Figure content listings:
* * * * * * *
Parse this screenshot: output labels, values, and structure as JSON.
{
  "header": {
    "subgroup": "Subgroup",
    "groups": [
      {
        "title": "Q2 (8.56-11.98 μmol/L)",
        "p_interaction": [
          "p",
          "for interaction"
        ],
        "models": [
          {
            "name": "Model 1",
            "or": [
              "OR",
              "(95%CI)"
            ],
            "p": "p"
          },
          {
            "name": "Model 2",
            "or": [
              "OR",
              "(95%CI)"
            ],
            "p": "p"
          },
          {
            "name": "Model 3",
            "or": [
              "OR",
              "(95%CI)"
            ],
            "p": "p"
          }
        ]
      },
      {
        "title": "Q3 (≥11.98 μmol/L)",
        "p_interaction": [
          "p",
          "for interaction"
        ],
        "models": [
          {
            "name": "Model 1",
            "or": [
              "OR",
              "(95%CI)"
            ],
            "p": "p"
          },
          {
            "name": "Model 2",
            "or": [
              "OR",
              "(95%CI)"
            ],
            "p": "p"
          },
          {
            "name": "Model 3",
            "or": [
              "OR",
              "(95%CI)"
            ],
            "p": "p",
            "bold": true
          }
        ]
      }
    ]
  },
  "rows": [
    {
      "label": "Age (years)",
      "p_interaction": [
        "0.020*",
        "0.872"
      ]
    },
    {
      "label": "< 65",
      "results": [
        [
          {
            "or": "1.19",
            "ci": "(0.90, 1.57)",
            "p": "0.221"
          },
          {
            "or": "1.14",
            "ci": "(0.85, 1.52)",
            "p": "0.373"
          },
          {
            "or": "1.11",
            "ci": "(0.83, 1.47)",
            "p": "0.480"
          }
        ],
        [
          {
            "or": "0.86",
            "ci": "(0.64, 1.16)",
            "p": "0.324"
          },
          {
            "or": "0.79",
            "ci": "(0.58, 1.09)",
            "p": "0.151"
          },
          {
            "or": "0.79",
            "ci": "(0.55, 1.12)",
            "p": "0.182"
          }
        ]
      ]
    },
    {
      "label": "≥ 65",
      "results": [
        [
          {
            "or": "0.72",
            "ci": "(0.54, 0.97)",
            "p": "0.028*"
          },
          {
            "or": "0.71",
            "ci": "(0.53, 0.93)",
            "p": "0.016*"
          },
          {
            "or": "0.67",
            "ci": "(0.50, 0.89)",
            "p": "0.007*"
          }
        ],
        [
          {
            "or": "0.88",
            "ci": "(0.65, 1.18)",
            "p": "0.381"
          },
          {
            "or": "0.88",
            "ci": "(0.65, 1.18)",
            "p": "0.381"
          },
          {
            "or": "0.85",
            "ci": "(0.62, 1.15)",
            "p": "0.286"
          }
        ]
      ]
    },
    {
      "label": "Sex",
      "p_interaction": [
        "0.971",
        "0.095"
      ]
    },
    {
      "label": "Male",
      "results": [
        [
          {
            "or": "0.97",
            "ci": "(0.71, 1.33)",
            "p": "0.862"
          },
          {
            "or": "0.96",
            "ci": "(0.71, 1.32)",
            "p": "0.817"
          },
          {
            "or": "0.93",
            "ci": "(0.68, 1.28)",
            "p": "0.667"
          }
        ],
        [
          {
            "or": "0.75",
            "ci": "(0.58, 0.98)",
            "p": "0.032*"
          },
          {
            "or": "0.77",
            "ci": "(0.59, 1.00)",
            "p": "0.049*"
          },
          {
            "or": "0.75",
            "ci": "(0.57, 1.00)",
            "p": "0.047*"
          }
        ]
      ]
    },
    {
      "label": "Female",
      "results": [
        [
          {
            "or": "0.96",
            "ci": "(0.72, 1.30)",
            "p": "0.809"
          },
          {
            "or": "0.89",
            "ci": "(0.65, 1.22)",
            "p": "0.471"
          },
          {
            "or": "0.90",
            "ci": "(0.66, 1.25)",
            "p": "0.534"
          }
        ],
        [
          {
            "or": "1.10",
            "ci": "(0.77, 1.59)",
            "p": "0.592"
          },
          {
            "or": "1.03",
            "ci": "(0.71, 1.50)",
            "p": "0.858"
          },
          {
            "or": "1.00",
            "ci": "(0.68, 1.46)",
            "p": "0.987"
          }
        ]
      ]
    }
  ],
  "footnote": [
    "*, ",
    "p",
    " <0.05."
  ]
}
* * * * * * *
▶ Work required
Identify the lines in the records above that contain the word "μmol", then state how many there are and nothing more.

▶ Completed exercise
2